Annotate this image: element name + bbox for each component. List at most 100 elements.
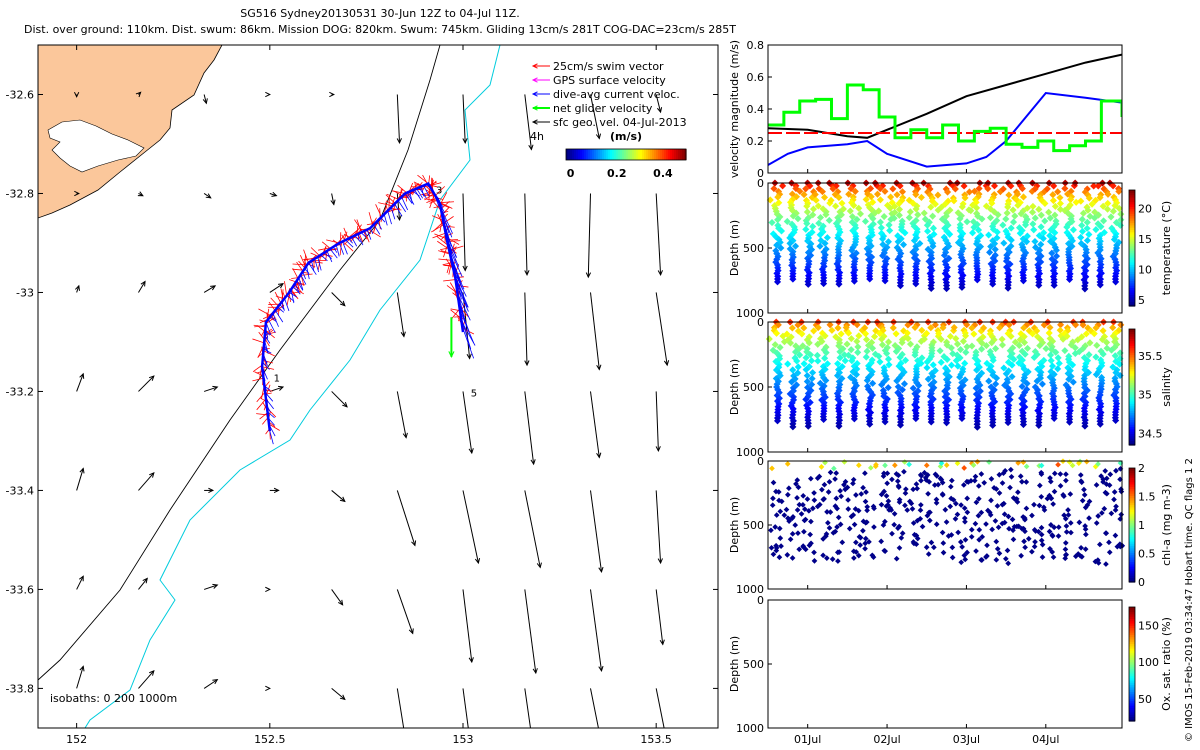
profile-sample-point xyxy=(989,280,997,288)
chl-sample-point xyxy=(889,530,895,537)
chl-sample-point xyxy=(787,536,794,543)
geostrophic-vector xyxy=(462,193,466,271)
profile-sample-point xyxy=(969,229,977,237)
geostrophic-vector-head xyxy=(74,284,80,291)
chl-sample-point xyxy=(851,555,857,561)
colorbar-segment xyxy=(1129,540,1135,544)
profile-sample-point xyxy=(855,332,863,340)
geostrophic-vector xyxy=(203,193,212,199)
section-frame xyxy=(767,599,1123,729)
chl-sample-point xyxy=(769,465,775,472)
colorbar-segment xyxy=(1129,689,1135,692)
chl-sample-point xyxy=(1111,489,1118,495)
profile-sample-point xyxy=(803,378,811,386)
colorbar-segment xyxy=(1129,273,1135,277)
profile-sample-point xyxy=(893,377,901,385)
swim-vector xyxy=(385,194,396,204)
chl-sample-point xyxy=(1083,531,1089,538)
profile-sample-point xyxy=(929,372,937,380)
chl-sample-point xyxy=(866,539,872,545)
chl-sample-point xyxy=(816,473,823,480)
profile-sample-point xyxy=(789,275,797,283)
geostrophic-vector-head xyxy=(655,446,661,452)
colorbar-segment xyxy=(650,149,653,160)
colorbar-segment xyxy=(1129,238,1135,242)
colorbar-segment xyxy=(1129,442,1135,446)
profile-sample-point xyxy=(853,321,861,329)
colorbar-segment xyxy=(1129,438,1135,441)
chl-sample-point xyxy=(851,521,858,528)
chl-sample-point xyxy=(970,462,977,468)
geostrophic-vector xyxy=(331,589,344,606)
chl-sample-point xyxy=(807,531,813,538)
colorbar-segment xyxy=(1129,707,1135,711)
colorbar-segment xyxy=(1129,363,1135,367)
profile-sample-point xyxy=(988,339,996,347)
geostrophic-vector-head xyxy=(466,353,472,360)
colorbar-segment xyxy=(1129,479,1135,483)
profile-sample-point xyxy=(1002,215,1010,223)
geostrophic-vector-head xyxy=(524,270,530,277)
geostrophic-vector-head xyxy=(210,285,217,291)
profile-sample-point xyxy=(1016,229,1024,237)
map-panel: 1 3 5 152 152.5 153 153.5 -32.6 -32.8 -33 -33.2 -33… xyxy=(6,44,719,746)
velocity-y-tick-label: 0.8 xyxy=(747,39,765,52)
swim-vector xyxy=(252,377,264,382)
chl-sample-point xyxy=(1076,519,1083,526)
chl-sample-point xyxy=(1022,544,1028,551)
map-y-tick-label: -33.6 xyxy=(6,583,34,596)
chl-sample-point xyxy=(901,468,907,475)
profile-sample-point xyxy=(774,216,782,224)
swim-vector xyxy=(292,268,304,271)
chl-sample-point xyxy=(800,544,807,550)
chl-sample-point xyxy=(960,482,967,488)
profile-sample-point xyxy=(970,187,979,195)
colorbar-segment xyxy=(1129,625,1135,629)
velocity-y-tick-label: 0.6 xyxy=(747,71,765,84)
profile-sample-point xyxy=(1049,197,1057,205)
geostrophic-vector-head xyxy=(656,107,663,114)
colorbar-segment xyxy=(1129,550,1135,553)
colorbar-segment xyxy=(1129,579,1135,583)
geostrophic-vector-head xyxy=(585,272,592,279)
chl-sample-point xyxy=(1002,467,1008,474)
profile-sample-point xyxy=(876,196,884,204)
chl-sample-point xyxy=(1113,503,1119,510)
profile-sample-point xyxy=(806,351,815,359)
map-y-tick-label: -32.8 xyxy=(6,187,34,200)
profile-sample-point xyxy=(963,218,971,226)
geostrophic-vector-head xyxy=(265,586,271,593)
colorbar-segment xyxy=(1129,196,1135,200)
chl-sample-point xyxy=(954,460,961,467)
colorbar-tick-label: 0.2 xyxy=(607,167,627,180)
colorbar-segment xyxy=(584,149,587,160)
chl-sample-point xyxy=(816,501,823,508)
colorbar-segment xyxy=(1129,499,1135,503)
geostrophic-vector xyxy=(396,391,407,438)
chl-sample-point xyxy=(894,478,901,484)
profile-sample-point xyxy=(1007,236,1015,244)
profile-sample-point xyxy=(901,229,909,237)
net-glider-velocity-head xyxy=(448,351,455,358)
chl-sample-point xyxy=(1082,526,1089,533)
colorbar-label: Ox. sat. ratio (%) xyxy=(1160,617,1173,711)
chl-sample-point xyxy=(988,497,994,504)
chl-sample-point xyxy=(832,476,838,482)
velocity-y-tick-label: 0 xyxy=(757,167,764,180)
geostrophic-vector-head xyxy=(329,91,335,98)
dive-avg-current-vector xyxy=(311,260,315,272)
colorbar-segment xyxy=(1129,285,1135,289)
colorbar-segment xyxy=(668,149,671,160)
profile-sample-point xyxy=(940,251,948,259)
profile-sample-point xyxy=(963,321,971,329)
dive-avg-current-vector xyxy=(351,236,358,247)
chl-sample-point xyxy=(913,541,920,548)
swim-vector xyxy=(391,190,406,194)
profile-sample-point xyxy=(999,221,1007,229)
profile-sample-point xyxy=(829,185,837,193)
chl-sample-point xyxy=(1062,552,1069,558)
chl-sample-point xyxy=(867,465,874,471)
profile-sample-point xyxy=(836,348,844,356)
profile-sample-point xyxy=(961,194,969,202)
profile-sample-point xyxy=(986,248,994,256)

» **CONSEGNA**: Disponga tutte le righe delle voci in una tabella Markdown con due colonne, «N.» per il numero progressivo e «Riga» per il testo della riga. Ometta le righe vuote e non riporti le immagini.

» **RISULTATO**:
| N. | Riga |
|---|---|
| 1 | Annotate this image: element name + bbox for each component. List at most 100 elements. |
| 2 | profile-sample-point xyxy=(989,280,997,288) |
| 3 | chl-sample-point xyxy=(889,530,895,537) |
| 4 | chl-sample-point xyxy=(787,536,794,543) |
| 5 | geostrophic-vector xyxy=(462,193,466,271) |
| 6 | profile-sample-point xyxy=(969,229,977,237) |
| 7 | geostrophic-vector-head xyxy=(74,284,80,291) |
| 8 | chl-sample-point xyxy=(851,555,857,561) |
| 9 | colorbar-segment xyxy=(1129,540,1135,544) |
| 10 | profile-sample-point xyxy=(855,332,863,340) |
| 11 | geostrophic-vector xyxy=(203,193,212,199) |
| 12 | section-frame xyxy=(767,599,1123,729) |
| 13 | chl-sample-point xyxy=(769,465,775,472) |
| 14 | colorbar-segment xyxy=(1129,689,1135,692) |
| 15 | chl-sample-point xyxy=(1111,489,1118,495) |
| 16 | profile-sample-point xyxy=(803,378,811,386) |
| 17 | colorbar-segment xyxy=(1129,273,1135,277) |
| 18 | profile-sample-point xyxy=(893,377,901,385) |
| 19 | swim-vector xyxy=(385,194,396,204) |
| 20 | chl-sample-point xyxy=(1083,531,1089,538) |
| 21 | profile-sample-point xyxy=(929,372,937,380) |
| 22 | chl-sample-point xyxy=(866,539,872,545) |
| 23 | chl-sample-point xyxy=(816,473,823,480) |
| 24 | profile-sample-point xyxy=(789,275,797,283) |
| 25 | geostrophic-vector-head xyxy=(655,446,661,452) |
| 26 | colorbar-segment xyxy=(650,149,653,160) |
| 27 | colorbar-segment xyxy=(1129,238,1135,242) |
| 28 | colorbar-segment xyxy=(1129,442,1135,446) |
| 29 | profile-sample-point xyxy=(853,321,861,329) |
| 30 | colorbar-segment xyxy=(1129,438,1135,441) |
| 31 | chl-sample-point xyxy=(851,521,858,528) |
| 32 | chl-sample-point xyxy=(970,462,977,468) |
| 33 | geostrophic-vector xyxy=(331,589,344,606) |
| 34 | chl-sample-point xyxy=(807,531,813,538) |
| 35 | colorbar-segment xyxy=(1129,707,1135,711) |
| 36 | colorbar-segment xyxy=(1129,363,1135,367) |
| 37 | profile-sample-point xyxy=(988,339,996,347) |
| 38 | geostrophic-vector-head xyxy=(466,353,472,360) |
| 39 | colorbar-segment xyxy=(1129,479,1135,483) |
| 40 | profile-sample-point xyxy=(1002,215,1010,223) |
| 41 | geostrophic-vector-head xyxy=(524,270,530,277) |
| 42 | geostrophic-vector-head xyxy=(210,285,217,291) |
| 43 | profile-sample-point xyxy=(1016,229,1024,237) |
| 44 | map-panel: 1 3 5 152 152.5 153 153.5 -32.6 -32.8 -33 -33.2 -33… xyxy=(6,44,719,746) |
| 45 | velocity-y-tick-label: 0.8 xyxy=(747,39,765,52) |
| 46 | swim-vector xyxy=(252,377,264,382) |
| 47 | chl-sample-point xyxy=(1076,519,1083,526) |
| 48 | chl-sample-point xyxy=(1022,544,1028,551) |
| 49 | map-y-tick-label: -33.6 xyxy=(6,583,34,596) |
| 50 | chl-sample-point xyxy=(901,468,907,475) |
| 51 | profile-sample-point xyxy=(774,216,782,224) |
| 52 | swim-vector xyxy=(292,268,304,271) |
| 53 | chl-sample-point xyxy=(800,544,807,550) |
| 54 | chl-sample-point xyxy=(960,482,967,488) |
| 55 | profile-sample-point xyxy=(970,187,979,195) |
| 56 | colorbar-segment xyxy=(1129,625,1135,629) |
| 57 | velocity-y-tick-label: 0.6 xyxy=(747,71,765,84) |
| 58 | profile-sample-point xyxy=(1049,197,1057,205) |
| 59 | geostrophic-vector-head xyxy=(656,107,663,114) |
| 60 | colorbar-segment xyxy=(1129,550,1135,553) |
| 61 | colorbar-segment xyxy=(1129,579,1135,583) |
| 62 | geostrophic-vector-head xyxy=(585,272,592,279) |
| 63 | chl-sample-point xyxy=(1002,467,1008,474) |
| 64 | profile-sample-point xyxy=(876,196,884,204) |
| 65 | chl-sample-point xyxy=(1113,503,1119,510) |
| 66 | profile-sample-point xyxy=(806,351,815,359) |
| 67 | map-y-tick-label: -32.8 xyxy=(6,187,34,200) |
| 68 | profile-sample-point xyxy=(963,218,971,226) |
| 69 | geostrophic-vector-head xyxy=(265,586,271,593) |
| 70 | colorbar-segment xyxy=(1129,196,1135,200) |
| 71 | chl-sample-point xyxy=(954,460,961,467) |
| 72 | colorbar-tick-label: 0.2 xyxy=(607,167,627,180) |
| 73 | colorbar-segment xyxy=(584,149,587,160) |
| 74 | chl-sample-point xyxy=(816,501,823,508) |
| 75 | colorbar-segment xyxy=(1129,499,1135,503) |
| 76 | geostrophic-vector xyxy=(396,391,407,438) |
| 77 | chl-sample-point xyxy=(894,478,901,484) |
| 78 | profile-sample-point xyxy=(1007,236,1015,244) |
| 79 | profile-sample-point xyxy=(901,229,909,237) |
| 80 | net-glider-velocity-head xyxy=(448,351,455,358) |
| 81 | chl-sample-point xyxy=(1082,526,1089,533) |
| 82 | colorbar-label: Ox. sat. ratio (%) xyxy=(1160,617,1173,711) |
| 83 | chl-sample-point xyxy=(988,497,994,504) |
| 84 | chl-sample-point xyxy=(832,476,838,482) |
| 85 | velocity-y-tick-label: 0 xyxy=(757,167,764,180) |
| 86 | geostrophic-vector-head xyxy=(329,91,335,98) |
| 87 | dive-avg-current-vector xyxy=(311,260,315,272) |
| 88 | colorbar-segment xyxy=(1129,285,1135,289) |
| 89 | colorbar-segment xyxy=(668,149,671,160) |
| 90 | profile-sample-point xyxy=(940,251,948,259) |
| 91 | profile-sample-point xyxy=(963,321,971,329) |
| 92 | dive-avg-current-vector xyxy=(351,236,358,247) |
| 93 | chl-sample-point xyxy=(913,541,920,548) |
| 94 | swim-vector xyxy=(391,190,406,194) |
| 95 | profile-sample-point xyxy=(999,221,1007,229) |
| 96 | profile-sample-point xyxy=(829,185,837,193) |
| 97 | chl-sample-point xyxy=(1062,552,1069,558) |
| 98 | chl-sample-point xyxy=(867,465,874,471) |
| 99 | profile-sample-point xyxy=(836,348,844,356) |
| 100 | profile-sample-point xyxy=(961,194,969,202) |
| 101 | profile-sample-point xyxy=(986,248,994,256) |